Problem to work on -
Restate each of the lines below word for word and drop every picture.

The records -
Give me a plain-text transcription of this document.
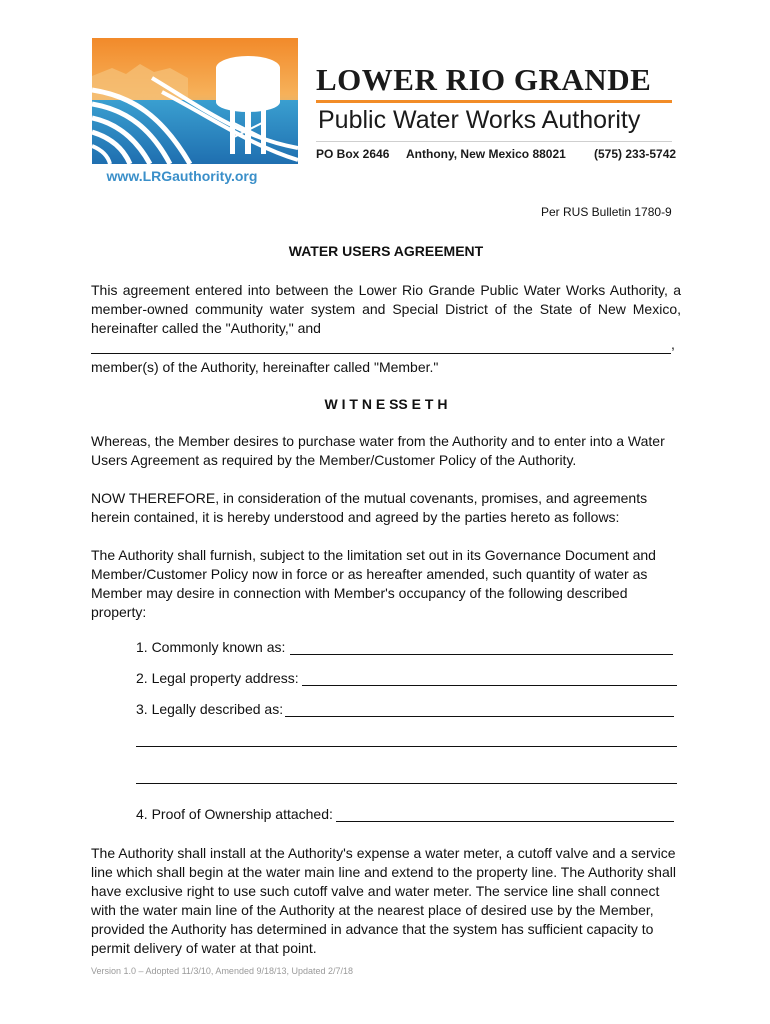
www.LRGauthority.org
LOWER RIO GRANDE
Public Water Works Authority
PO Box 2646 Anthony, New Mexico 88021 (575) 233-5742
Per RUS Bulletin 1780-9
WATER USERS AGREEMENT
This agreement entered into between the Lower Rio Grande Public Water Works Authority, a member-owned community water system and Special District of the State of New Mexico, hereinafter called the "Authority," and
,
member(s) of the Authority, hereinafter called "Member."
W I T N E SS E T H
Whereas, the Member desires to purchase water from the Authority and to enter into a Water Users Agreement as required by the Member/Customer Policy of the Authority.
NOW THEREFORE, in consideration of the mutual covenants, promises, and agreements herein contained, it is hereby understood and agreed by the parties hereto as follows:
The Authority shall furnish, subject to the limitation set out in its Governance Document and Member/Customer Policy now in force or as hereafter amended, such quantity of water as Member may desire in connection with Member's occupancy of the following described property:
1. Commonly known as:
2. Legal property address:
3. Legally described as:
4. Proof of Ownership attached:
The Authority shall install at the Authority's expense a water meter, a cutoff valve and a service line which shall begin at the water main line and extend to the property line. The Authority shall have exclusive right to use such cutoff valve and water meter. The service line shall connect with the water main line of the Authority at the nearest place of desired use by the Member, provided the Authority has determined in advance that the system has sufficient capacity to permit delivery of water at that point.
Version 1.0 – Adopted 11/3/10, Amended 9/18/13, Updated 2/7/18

The completed task -
Give me a plain-text transcription of this document.
www.LRGauthority.org
LOWER RIO GRANDE
Public Water Works Authority
PO Box 2646 Anthony, New Mexico 88021 (575) 233-5742
Per RUS Bulletin 1780-9
WATER USERS AGREEMENT
This agreement entered into between the Lower Rio Grande Public Water Works Authority, a member-owned community water system and Special District of the State of New Mexico, hereinafter called the "Authority," and
,
member(s) of the Authority, hereinafter called "Member."
W I T N E SS E T H
Whereas, the Member desires to purchase water from the Authority and to enter into a Water Users Agreement as required by the Member/Customer Policy of the Authority.
NOW THEREFORE, in consideration of the mutual covenants, promises, and agreements herein contained, it is hereby understood and agreed by the parties hereto as follows:
The Authority shall furnish, subject to the limitation set out in its Governance Document and Member/Customer Policy now in force or as hereafter amended, such quantity of water as Member may desire in connection with Member's occupancy of the following described property:
1. Commonly known as:
2. Legal property address:
3. Legally described as:
4. Proof of Ownership attached:
The Authority shall install at the Authority's expense a water meter, a cutoff valve and a service line which shall begin at the water main line and extend to the property line. The Authority shall have exclusive right to use such cutoff valve and water meter. The service line shall connect with the water main line of the Authority at the nearest place of desired use by the Member, provided the Authority has determined in advance that the system has sufficient capacity to permit delivery of water at that point.
Version 1.0 – Adopted 11/3/10, Amended 9/18/13, Updated 2/7/18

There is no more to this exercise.